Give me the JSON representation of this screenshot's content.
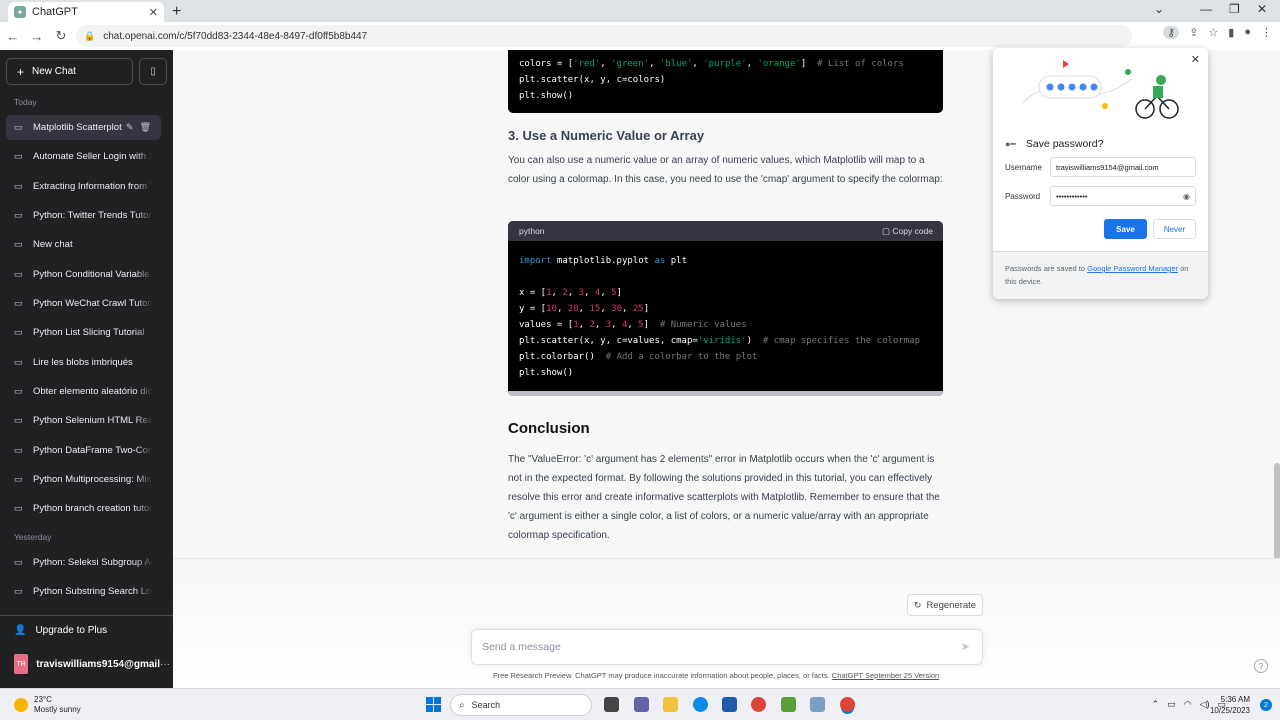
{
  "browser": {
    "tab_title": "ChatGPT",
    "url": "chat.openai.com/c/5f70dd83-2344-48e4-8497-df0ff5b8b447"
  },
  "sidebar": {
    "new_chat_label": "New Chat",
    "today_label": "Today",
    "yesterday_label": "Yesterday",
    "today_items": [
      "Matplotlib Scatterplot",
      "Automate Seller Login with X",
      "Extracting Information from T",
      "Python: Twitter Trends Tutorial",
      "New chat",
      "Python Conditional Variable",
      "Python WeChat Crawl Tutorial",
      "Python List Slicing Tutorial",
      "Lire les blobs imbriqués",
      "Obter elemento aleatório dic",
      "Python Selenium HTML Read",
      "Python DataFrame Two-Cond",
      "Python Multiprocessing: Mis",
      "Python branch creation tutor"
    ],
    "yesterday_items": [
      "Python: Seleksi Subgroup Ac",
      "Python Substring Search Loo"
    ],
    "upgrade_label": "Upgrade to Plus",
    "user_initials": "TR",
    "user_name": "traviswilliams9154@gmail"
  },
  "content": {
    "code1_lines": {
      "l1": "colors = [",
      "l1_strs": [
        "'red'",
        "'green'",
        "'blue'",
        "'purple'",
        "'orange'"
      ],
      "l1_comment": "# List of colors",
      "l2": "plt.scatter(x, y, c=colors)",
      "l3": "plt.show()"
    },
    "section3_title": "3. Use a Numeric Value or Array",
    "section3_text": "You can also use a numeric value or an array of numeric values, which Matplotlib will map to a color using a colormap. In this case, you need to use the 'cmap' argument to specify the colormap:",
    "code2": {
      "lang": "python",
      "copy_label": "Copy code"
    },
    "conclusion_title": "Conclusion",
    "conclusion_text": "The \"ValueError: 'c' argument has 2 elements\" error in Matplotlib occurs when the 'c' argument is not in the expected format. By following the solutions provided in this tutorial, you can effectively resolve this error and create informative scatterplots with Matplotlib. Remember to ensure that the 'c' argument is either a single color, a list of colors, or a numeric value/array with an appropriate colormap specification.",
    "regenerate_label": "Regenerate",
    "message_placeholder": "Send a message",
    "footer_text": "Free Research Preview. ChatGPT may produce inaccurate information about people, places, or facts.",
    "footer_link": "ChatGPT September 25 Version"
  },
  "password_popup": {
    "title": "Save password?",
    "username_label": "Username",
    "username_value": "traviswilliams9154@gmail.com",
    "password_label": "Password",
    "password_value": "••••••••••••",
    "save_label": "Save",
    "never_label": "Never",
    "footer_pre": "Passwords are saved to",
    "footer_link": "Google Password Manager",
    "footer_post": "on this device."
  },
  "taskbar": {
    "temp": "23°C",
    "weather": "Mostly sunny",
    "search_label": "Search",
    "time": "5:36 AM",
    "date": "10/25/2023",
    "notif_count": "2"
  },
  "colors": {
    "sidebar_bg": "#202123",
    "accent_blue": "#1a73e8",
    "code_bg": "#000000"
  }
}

Objective: Find the lines above that contain the word "Matplotlib" and collect them.

Reply:
      "Matplotlib Scatterplot",
    "section3_text": "You can also use a numeric value or an array of numeric values, which Matplotlib will map to a color using a colormap. In this case, you need to use the 'cmap' argument to specify the colormap:",
    "conclusion_text": "The \"ValueError: 'c' argument has 2 elements\" error in Matplotlib occurs when the 'c' argument is not in the expected format. By following the solutions provided in this tutorial, you can effectively resolve this error and create informative scatterplots with Matplotlib. Remember to ensure that the 'c' argument is either a single color, a list of colors, or a numeric value/array with an appropriate colormap specification.",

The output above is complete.